* Requirements:
Check every line for the word "学生体质健康标准" and give the number of lines where it occurs, nothing else.

* Material for the task:
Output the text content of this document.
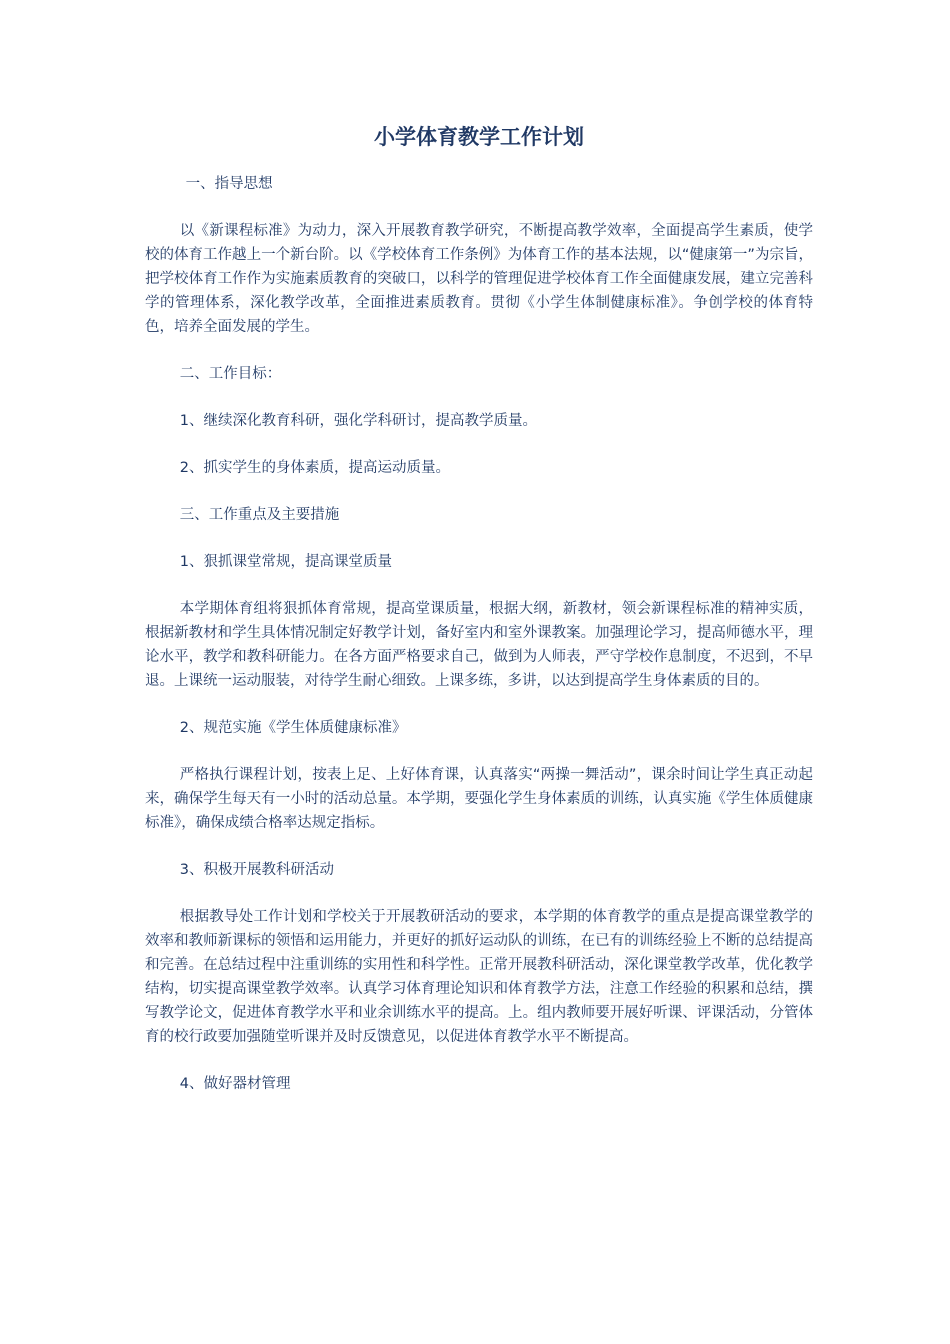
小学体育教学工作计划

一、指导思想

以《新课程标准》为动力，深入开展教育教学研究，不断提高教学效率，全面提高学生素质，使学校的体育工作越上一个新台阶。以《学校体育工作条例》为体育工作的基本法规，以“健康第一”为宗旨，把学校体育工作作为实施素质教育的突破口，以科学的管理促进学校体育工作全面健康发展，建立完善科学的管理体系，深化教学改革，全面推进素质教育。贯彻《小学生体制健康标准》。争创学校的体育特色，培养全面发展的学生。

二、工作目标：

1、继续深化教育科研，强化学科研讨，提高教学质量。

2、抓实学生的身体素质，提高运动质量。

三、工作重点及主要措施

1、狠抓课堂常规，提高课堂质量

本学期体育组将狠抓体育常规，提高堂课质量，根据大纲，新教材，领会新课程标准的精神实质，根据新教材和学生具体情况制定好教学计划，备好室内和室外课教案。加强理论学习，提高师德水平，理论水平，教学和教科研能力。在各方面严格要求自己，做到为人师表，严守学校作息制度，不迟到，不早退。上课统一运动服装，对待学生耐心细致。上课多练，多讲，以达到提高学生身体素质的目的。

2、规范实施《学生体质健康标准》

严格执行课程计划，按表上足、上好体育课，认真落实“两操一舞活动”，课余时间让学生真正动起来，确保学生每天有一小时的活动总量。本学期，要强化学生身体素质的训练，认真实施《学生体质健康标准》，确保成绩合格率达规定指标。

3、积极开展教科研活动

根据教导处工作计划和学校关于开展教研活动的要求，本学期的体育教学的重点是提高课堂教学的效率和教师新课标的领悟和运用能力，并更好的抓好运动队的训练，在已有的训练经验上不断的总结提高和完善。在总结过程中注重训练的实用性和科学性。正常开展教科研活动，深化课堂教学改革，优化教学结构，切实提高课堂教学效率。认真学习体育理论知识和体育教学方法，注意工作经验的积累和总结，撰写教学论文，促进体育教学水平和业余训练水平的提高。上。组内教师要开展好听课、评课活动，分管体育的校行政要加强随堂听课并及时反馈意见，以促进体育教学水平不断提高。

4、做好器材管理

---

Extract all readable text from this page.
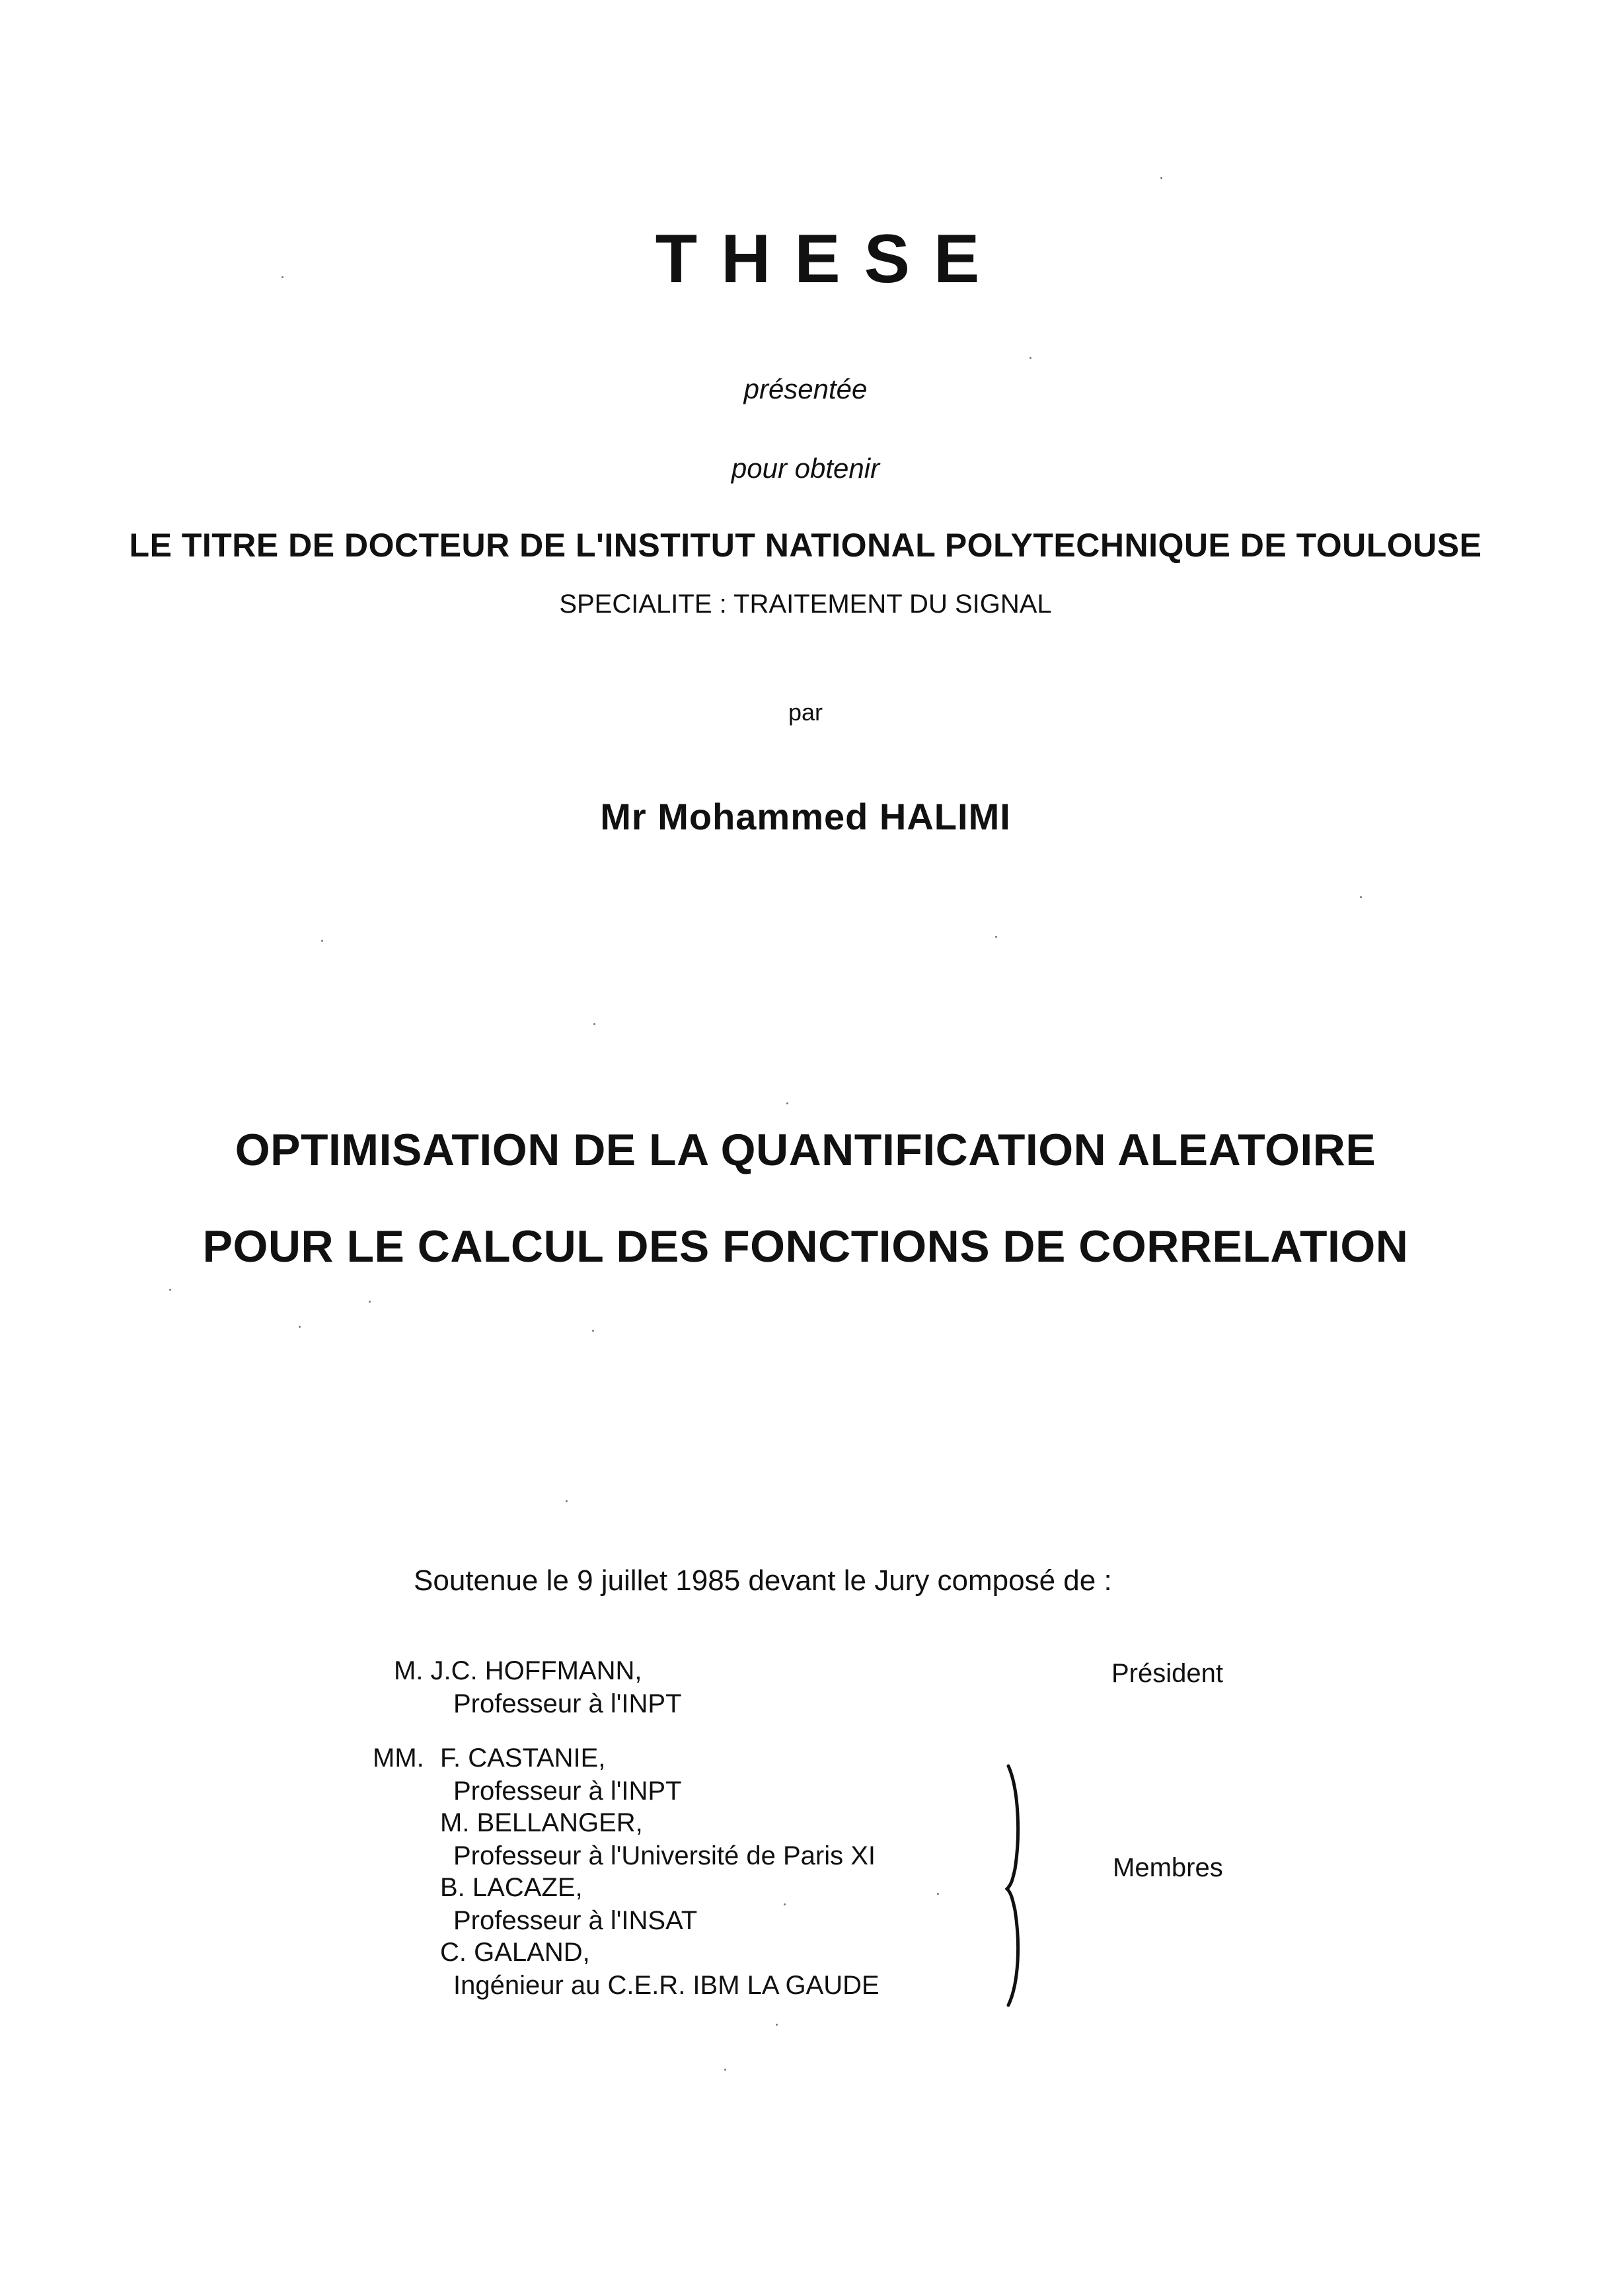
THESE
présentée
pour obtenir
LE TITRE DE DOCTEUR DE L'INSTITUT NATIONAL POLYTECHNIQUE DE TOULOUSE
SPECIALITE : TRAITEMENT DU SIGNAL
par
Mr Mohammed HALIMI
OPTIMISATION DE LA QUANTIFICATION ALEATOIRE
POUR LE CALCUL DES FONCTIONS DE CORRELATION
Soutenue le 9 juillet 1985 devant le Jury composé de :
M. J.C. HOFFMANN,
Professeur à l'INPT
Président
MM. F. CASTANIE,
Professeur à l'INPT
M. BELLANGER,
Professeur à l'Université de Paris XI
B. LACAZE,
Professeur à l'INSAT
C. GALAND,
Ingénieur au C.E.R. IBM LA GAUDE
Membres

* Output of the task:
2